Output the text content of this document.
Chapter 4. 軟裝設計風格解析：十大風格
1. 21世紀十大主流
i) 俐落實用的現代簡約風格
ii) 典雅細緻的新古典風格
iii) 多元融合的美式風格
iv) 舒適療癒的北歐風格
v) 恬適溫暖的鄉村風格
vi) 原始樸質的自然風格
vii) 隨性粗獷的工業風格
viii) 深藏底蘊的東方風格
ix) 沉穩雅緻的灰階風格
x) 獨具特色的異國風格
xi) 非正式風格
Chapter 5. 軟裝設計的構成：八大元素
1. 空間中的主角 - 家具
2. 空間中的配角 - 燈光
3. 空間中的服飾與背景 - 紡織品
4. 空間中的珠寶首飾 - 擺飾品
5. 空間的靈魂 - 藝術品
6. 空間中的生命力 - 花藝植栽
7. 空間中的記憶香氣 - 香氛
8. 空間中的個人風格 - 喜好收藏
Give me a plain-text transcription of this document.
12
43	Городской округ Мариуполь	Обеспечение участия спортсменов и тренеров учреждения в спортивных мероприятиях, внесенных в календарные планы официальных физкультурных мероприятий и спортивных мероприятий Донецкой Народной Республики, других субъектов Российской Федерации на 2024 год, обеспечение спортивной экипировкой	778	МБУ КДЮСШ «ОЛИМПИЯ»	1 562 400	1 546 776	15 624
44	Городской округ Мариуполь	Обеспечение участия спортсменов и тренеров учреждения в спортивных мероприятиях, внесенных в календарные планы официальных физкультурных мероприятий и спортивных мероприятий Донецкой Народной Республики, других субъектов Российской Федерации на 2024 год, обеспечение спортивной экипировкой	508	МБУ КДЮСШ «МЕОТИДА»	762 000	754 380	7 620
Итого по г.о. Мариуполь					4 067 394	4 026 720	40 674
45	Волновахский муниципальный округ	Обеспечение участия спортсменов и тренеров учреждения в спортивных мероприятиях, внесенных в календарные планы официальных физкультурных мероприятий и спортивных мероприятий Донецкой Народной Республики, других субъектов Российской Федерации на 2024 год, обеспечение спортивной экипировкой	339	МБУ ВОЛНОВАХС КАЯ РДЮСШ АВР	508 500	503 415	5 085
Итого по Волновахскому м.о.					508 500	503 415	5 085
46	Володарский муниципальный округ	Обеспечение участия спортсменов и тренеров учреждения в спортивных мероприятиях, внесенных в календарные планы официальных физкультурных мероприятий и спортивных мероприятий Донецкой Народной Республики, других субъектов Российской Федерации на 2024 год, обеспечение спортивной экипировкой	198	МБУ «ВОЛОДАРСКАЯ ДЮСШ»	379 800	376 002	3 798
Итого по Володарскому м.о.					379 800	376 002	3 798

- **Stated exercise**:
The full set of records should be duplicated exactly.

- **Task solution**:
Output the text content of this document.
Chapter 4. 軟裝設計風格解析：十大風格
1. 21世紀十大主流
i) 俐落實用的現代簡約風格
ii) 典雅細緻的新古典風格
iii) 多元融合的美式風格
iv) 舒適療癒的北歐風格
v) 恬適溫暖的鄉村風格
vi) 原始樸質的自然風格
vii) 隨性粗獷的工業風格
viii) 深藏底蘊的東方風格
ix) 沉穩雅緻的灰階風格
x) 獨具特色的異國風格
xi) 非正式風格
Chapter 5. 軟裝設計的構成：八大元素
1. 空間中的主角 - 家具
2. 空間中的配角 - 燈光
3. 空間中的服飾與背景 - 紡織品
4. 空間中的珠寶首飾 - 擺飾品
5. 空間的靈魂 - 藝術品
6. 空間中的生命力 - 花藝植栽
7. 空間中的記憶香氣 - 香氛
8. 空間中的個人風格 - 喜好收藏
Give me a plain-text transcription of this document.
12
43	Городской округ Мариуполь	Обеспечение участия спортсменов и тренеров учреждения в спортивных мероприятиях, внесенных в календарные планы официальных физкультурных мероприятий и спортивных мероприятий Донецкой Народной Республики, других субъектов Российской Федерации на 2024 год, обеспечение спортивной экипировкой	778	МБУ КДЮСШ «ОЛИМПИЯ»	1 562 400	1 546 776	15 624
44	Городской округ Мариуполь	Обеспечение участия спортсменов и тренеров учреждения в спортивных мероприятиях, внесенных в календарные планы официальных физкультурных мероприятий и спортивных мероприятий Донецкой Народной Республики, других субъектов Российской Федерации на 2024 год, обеспечение спортивной экипировкой	508	МБУ КДЮСШ «МЕОТИДА»	762 000	754 380	7 620
Итого по г.о. Мариуполь					4 067 394	4 026 720	40 674
45	Волновахский муниципальный округ	Обеспечение участия спортсменов и тренеров учреждения в спортивных мероприятиях, внесенных в календарные планы официальных физкультурных мероприятий и спортивных мероприятий Донецкой Народной Республики, других субъектов Российской Федерации на 2024 год, обеспечение спортивной экипировкой	339	МБУ ВОЛНОВАХС КАЯ РДЮСШ АВР	508 500	503 415	5 085
Итого по Волновахскому м.о.					508 500	503 415	5 085
46	Володарский муниципальный округ	Обеспечение участия спортсменов и тренеров учреждения в спортивных мероприятиях, внесенных в календарные планы официальных физкультурных мероприятий и спортивных мероприятий Донецкой Народной Республики, других субъектов Российской Федерации на 2024 год, обеспечение спортивной экипировкой	198	МБУ «ВОЛОДАРСКАЯ ДЮСШ»	379 800	376 002	3 798
Итого по Володарскому м.о.					379 800	376 002	3 798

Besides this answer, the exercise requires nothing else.